- Exercise directions: Continue the essay on Oroonoko, starting right after its last sentence.

* begin Passage given *

This is a paper I wrote for my 17th and 18th Century Lit class. Since, I am proud of this paper I figured I’d put it up on my portfolio.
As we read Oroonoko we noticed that Aphra Behn drew from what she witnessed and was a part of in South America. I would like to use the focus of this paper on the cultural differences between the African slaves and the slave owners when Oroonoko and Imoinda are sent to Surinam. Then I would like to provide you, dear reader, with my reaction to the blatant differences and similarities.
First, the struggle between Oroonoko and his grandfather over Imoinda, the lovely lady that both of them had fallen for. There is a blatant similarity between Oroonoko and his grandfather and the king’s relationship with his son(s) in England. It is common knowledge that the king would get the woman because he is king and so Oroonoko’s grandfather got Imoinda to join his harem. Oroonoko was stonewalled and his beloved had to give herself to his grandfather, though she felt that her virginity had been given to Oroonoko.
This is something that we do see rather often in monarchies when there is a struggle between father and son, so it was pretty accurate. The only issue is that it hits a little to close to home. The king pretty much gets whatever he wants.

* end Passage given *
* begin Entries shown *

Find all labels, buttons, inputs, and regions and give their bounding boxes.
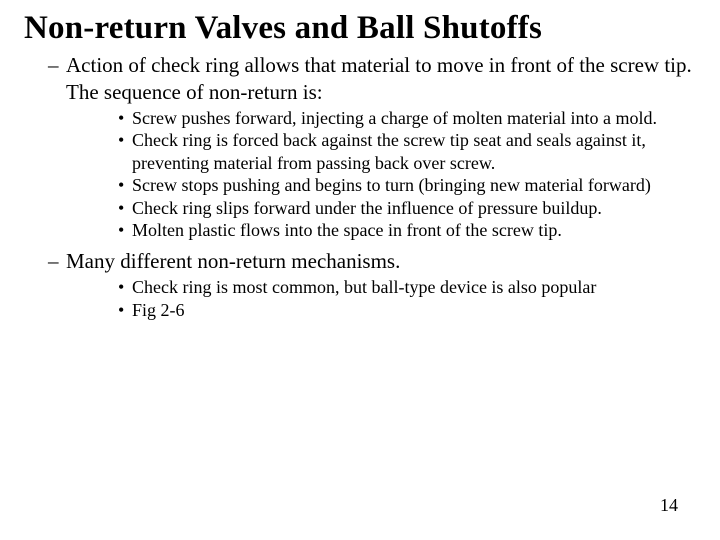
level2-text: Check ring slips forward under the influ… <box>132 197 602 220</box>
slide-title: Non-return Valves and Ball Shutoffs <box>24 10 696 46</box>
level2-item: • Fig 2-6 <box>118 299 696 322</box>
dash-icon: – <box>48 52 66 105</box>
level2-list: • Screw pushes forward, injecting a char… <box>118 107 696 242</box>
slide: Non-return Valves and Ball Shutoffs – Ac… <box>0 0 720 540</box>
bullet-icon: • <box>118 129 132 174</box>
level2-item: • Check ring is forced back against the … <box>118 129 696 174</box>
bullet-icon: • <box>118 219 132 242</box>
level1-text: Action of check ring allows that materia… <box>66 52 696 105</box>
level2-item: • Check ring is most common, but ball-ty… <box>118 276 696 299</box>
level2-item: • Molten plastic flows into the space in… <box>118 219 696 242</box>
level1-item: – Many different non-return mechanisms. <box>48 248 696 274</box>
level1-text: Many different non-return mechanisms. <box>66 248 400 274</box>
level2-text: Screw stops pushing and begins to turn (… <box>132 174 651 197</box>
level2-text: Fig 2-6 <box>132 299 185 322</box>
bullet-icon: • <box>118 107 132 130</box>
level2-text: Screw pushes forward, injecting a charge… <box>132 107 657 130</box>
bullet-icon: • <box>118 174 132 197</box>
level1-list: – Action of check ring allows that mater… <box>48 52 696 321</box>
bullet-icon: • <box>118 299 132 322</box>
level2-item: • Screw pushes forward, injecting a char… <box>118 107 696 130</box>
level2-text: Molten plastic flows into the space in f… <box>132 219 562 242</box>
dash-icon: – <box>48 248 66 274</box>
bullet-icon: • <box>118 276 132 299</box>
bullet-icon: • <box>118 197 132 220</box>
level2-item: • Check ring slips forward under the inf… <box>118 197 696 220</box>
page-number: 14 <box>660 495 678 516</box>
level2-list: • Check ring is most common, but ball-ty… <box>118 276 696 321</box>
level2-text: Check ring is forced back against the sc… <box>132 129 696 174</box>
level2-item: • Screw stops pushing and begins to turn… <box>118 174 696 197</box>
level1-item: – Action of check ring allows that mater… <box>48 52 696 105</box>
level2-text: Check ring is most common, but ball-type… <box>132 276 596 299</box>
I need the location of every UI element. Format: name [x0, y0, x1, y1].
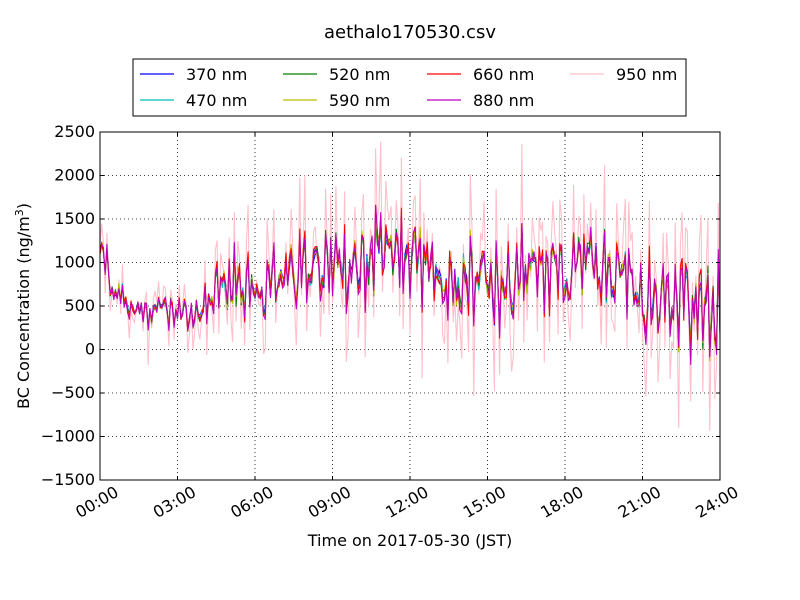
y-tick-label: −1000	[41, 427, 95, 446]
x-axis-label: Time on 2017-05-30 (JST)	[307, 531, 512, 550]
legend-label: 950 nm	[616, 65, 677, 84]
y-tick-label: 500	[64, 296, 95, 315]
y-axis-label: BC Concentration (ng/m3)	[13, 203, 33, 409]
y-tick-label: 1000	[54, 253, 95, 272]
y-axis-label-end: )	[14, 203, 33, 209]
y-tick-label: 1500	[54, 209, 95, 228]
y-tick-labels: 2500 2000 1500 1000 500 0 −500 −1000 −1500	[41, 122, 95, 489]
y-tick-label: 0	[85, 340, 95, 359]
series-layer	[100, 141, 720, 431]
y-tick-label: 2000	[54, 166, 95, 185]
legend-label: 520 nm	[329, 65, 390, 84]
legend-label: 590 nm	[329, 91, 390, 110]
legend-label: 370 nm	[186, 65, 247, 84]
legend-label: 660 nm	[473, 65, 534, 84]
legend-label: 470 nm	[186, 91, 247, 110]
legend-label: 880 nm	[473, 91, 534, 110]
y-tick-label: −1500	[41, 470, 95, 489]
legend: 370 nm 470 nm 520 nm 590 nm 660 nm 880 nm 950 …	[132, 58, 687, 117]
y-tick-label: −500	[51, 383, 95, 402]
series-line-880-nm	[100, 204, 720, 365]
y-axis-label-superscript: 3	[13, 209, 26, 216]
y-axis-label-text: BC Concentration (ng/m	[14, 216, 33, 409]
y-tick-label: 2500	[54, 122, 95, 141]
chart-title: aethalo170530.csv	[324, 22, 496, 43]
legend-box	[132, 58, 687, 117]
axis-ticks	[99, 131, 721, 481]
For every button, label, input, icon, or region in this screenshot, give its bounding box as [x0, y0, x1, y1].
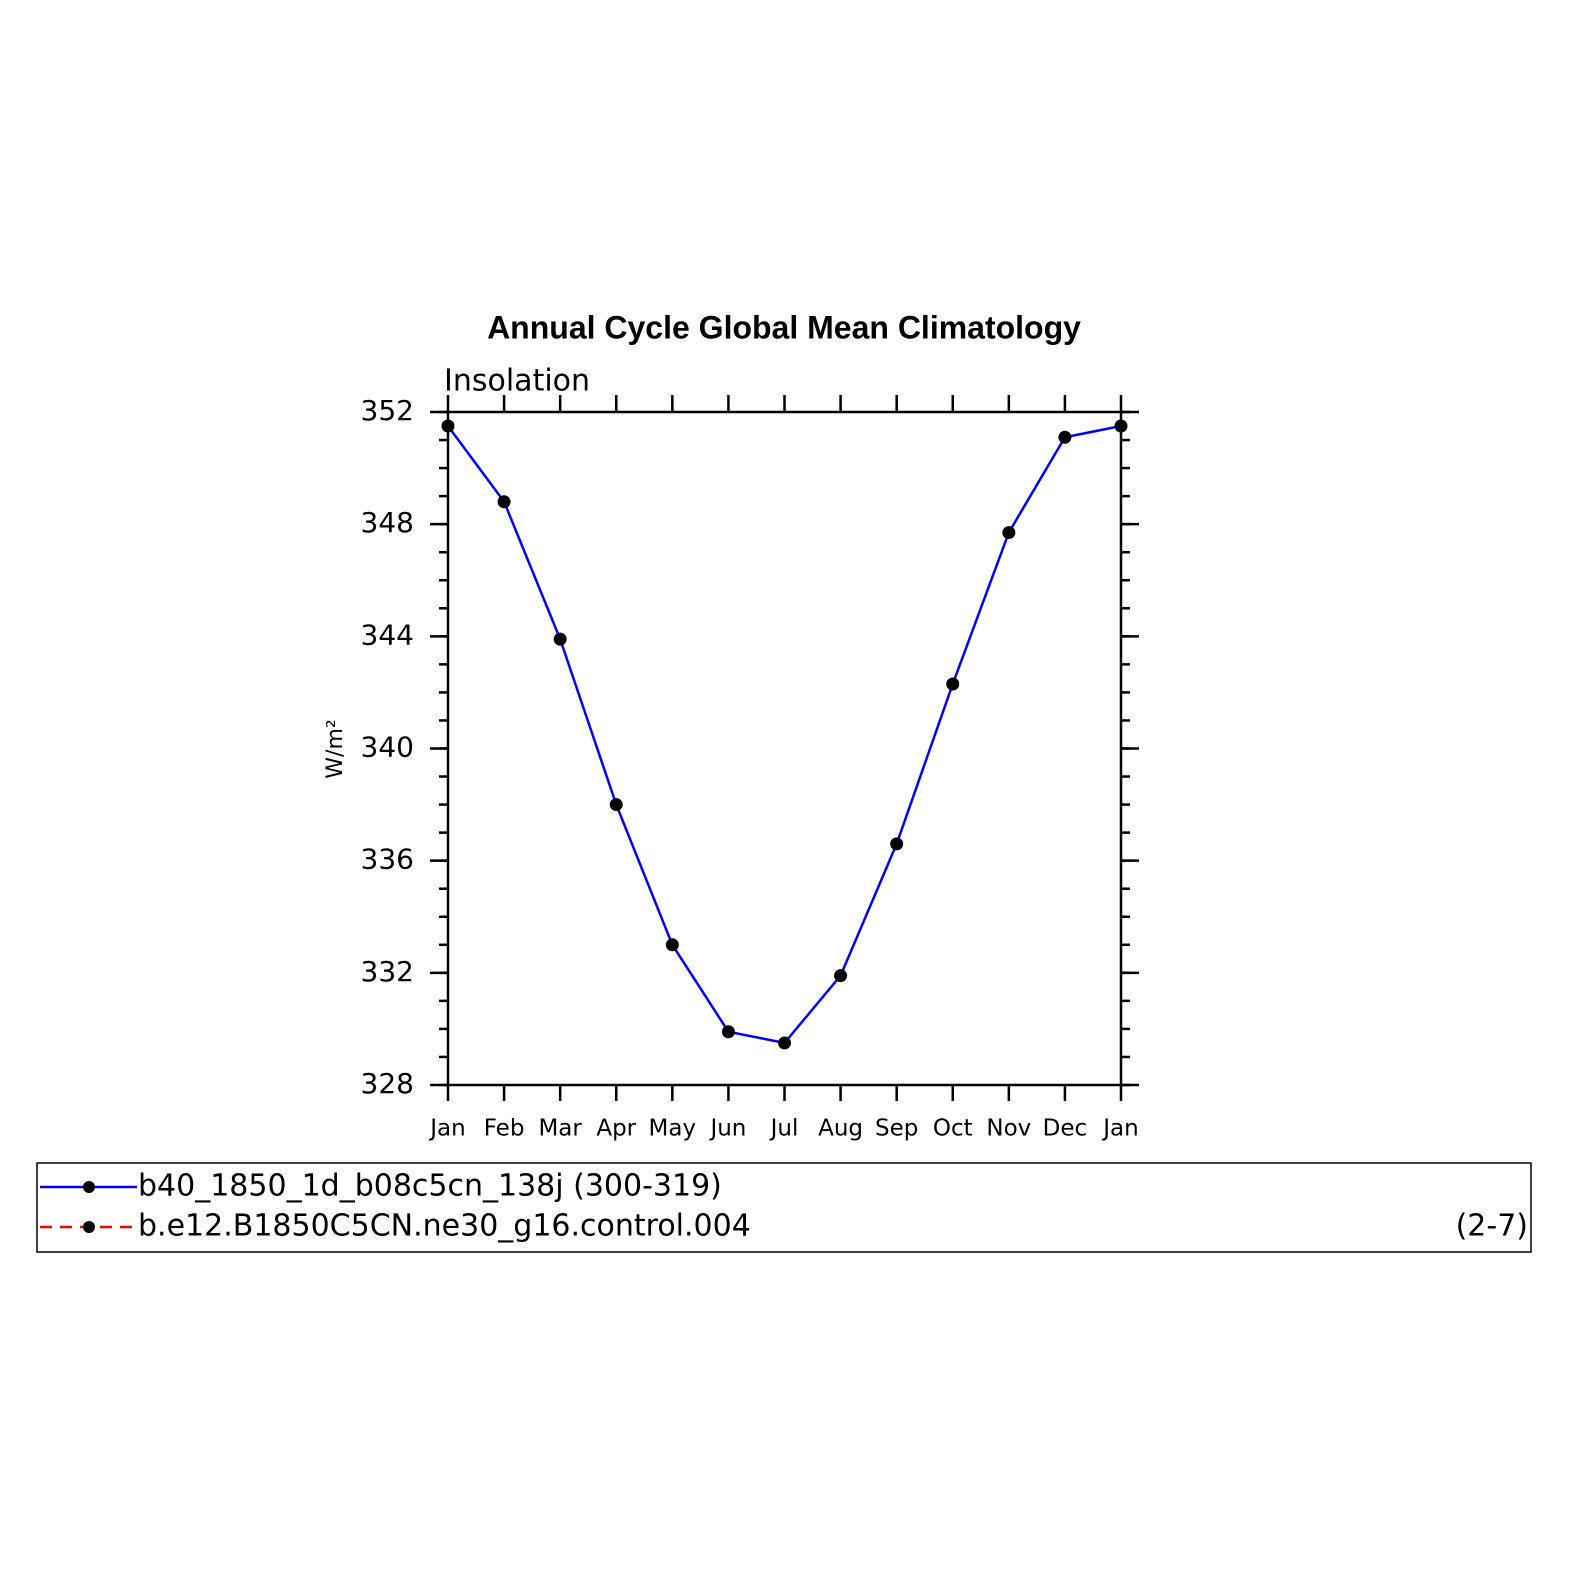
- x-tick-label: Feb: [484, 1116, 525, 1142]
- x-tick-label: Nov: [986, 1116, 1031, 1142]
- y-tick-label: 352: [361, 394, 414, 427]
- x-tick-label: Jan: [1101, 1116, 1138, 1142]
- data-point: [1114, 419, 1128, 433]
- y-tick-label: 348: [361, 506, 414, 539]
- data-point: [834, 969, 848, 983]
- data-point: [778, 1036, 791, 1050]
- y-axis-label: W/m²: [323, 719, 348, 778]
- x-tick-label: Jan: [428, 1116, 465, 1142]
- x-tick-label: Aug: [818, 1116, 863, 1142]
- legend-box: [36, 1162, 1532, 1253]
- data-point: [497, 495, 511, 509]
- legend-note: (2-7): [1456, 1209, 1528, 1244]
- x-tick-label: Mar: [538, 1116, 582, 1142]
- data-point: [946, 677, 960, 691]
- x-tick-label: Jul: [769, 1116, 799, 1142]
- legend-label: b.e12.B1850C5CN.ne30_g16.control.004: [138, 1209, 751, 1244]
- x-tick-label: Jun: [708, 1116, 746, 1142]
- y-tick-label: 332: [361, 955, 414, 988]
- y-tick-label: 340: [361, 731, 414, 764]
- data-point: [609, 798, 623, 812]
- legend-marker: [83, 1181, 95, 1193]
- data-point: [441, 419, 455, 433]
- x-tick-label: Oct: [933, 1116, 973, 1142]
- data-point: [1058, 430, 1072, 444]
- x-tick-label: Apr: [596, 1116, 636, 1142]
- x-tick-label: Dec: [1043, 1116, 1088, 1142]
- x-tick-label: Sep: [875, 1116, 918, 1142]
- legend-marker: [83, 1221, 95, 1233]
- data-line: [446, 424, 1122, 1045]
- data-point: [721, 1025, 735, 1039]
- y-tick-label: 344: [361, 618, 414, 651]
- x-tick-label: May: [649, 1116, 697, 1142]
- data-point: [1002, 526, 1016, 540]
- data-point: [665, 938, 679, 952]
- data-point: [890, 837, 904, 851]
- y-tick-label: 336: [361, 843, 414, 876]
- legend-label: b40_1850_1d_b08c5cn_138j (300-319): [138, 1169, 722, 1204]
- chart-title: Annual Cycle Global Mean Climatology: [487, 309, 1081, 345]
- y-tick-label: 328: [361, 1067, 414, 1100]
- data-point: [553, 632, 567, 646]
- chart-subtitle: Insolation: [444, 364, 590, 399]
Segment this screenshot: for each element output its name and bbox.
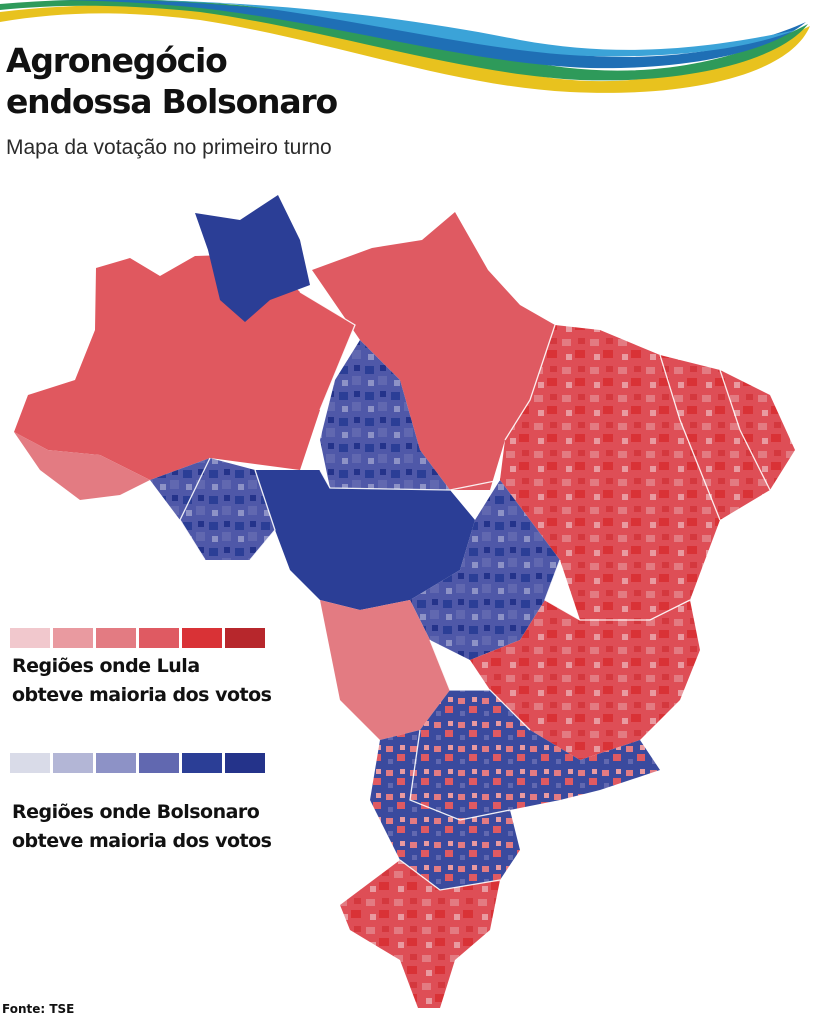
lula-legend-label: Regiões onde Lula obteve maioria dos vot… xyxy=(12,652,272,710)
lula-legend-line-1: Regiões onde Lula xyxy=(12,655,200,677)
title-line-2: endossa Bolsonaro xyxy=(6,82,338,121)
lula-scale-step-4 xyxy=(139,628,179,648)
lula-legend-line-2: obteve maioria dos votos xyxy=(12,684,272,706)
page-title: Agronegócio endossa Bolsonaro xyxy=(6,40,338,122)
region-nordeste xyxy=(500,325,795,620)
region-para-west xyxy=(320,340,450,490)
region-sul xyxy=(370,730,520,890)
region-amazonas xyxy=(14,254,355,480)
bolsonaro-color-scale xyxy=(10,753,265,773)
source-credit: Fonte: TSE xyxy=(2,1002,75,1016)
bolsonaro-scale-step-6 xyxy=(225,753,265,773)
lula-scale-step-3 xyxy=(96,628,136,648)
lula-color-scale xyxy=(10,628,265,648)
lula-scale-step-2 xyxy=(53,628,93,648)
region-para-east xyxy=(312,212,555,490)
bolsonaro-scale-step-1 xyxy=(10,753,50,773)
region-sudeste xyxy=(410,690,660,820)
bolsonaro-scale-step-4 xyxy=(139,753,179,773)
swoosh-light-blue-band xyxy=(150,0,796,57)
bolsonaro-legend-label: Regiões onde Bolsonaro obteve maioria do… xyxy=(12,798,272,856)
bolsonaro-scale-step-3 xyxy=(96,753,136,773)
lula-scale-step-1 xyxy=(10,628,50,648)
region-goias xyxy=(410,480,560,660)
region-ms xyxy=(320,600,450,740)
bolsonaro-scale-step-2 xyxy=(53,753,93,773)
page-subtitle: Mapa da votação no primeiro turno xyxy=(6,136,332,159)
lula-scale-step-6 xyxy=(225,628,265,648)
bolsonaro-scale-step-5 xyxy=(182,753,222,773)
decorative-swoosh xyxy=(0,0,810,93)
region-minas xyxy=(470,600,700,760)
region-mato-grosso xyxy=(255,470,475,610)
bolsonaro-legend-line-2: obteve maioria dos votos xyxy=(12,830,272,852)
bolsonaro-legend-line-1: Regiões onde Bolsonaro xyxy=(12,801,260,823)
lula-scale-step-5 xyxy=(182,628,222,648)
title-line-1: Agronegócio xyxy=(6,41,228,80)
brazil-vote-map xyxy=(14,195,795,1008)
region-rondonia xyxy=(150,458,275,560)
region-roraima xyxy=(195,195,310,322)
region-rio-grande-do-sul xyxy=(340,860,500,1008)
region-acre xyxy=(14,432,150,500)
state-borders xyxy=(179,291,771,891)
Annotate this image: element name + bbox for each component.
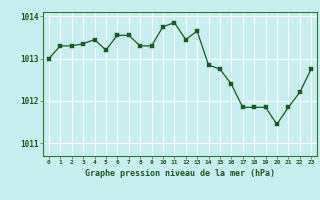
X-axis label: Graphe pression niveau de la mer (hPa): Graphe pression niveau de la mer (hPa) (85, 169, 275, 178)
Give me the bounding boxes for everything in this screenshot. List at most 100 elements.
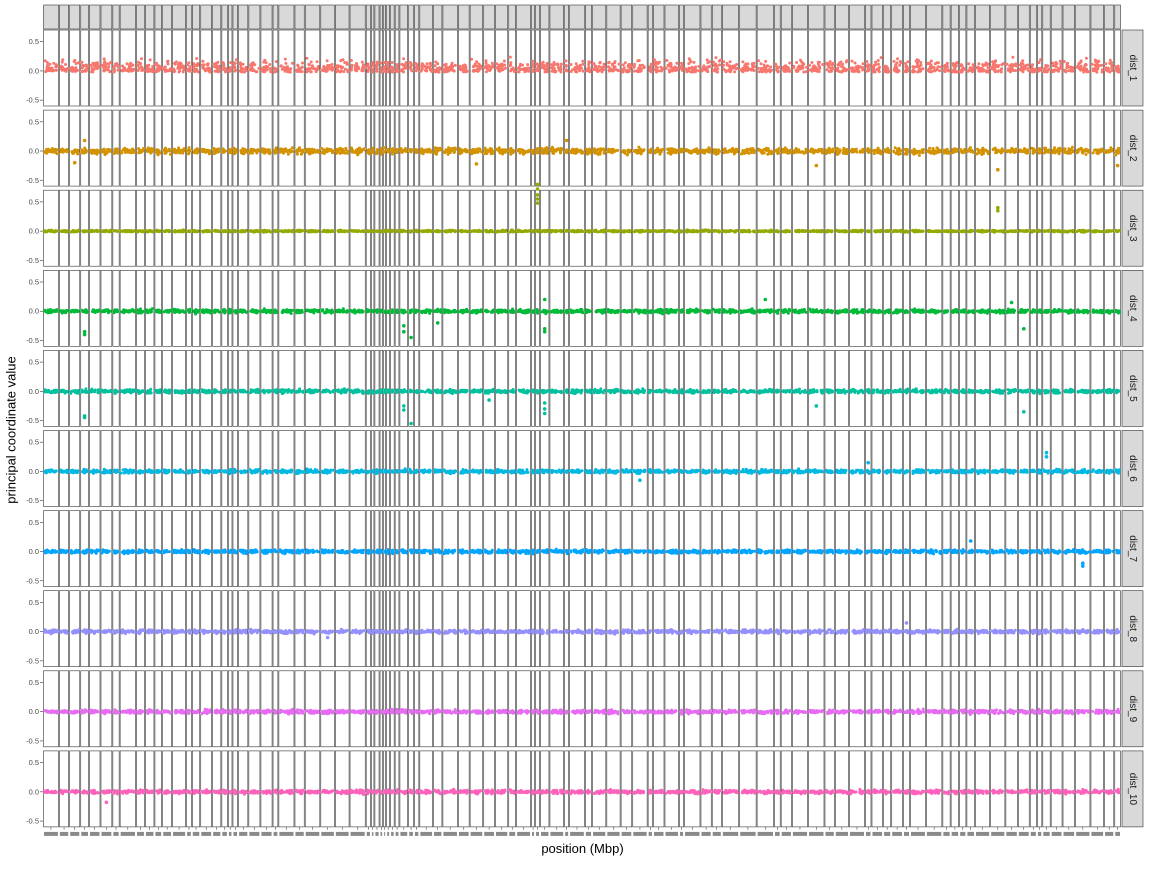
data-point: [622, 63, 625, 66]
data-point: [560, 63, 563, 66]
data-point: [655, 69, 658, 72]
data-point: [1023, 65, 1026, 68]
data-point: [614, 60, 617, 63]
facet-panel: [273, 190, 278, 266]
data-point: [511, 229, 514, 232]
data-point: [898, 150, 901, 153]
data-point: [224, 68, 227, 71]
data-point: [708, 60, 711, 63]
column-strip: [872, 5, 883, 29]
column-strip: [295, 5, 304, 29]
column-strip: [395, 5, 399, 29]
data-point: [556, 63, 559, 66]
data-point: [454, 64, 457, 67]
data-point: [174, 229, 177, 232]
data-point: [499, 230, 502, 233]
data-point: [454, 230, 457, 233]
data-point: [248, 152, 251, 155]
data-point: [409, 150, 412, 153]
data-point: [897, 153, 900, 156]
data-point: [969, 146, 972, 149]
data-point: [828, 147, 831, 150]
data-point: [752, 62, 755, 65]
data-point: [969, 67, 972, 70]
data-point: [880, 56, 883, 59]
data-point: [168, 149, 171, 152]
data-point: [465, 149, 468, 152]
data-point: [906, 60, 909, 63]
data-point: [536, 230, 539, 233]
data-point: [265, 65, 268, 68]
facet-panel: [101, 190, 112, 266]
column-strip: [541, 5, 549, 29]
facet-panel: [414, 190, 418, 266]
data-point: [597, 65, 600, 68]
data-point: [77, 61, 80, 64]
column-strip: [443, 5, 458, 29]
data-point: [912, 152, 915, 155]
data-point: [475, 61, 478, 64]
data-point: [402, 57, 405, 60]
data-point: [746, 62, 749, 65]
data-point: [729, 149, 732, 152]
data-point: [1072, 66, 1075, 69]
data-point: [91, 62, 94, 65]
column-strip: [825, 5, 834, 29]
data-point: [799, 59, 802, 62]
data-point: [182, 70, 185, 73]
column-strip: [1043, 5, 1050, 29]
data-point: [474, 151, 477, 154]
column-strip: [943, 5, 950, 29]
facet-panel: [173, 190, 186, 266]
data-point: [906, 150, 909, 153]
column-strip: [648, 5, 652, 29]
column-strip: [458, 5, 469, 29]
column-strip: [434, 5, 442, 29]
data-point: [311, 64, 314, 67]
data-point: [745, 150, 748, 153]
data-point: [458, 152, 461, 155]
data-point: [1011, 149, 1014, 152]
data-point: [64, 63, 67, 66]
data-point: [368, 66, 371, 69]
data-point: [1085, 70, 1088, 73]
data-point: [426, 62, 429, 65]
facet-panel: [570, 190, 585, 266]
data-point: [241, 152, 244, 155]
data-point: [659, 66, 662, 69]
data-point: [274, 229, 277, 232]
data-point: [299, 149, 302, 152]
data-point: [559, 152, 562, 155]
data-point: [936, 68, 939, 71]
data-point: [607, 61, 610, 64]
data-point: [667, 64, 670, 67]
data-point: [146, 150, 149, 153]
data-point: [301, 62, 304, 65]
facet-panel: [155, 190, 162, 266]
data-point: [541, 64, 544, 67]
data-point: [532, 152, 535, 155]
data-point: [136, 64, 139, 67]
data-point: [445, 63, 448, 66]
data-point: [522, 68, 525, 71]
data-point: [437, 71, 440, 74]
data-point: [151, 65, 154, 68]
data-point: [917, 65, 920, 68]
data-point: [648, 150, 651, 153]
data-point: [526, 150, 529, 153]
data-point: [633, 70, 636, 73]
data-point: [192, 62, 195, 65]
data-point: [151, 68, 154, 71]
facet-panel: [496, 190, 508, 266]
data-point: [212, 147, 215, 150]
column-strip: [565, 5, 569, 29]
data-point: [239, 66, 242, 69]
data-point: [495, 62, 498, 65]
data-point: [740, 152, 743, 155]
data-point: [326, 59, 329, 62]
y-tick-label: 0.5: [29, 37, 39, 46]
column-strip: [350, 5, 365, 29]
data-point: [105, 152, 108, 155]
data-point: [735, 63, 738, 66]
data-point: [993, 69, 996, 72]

* end Entries shown *

- Response to this task:
The second item on my list is the naming of possessions. When Oroonoko arrived in Surinam he was renamed Caesar by his owner. This was a way of taking away his rights as a human being. Imoinda was not renamed, as if her humanity didn’t matter because she was a woman. It is not a common instance in our culture in America to rename humans after they’ve already had one for their entire life. We do it with pets, but not with humans. Oroonoko became nothing more than a possession to be bought and sold over and over again. He wouldn’t make it that long, but that is what would have happened. There also seemed to be a lack of a language barrier, because in the first part Oroonoko would not understand being cunning, so it would not be that easy for him to understand the people of Surinam.
The third object on the list is the clear difference in the two cultures is the relationship between men, women, love, and death. The African belief is that if a man loves his wife and he believes that she would not be taken care of he would kill her himself, or if he tired of her he would kill her himself. If he did not love his wife, the man would have someone else kill her or leave her in a worse situation. The white owners would just leave him or her be. The wife may be bruised (until she died sometimes) but she would still be around when he died. It would not matter whether she would be in a good situation or not.
This is most potent when Imoinda begs Oroonoko to kill her when she does not think that she could escape with her man and her child. He was shocked that she suggested it before he did, but they were going to go through with it. I personally did not expect it. Often times in slavery the slaves would adopt the master’s beliefs. It was obvious that he did not do this, despite the fact that it would make it easier for them all.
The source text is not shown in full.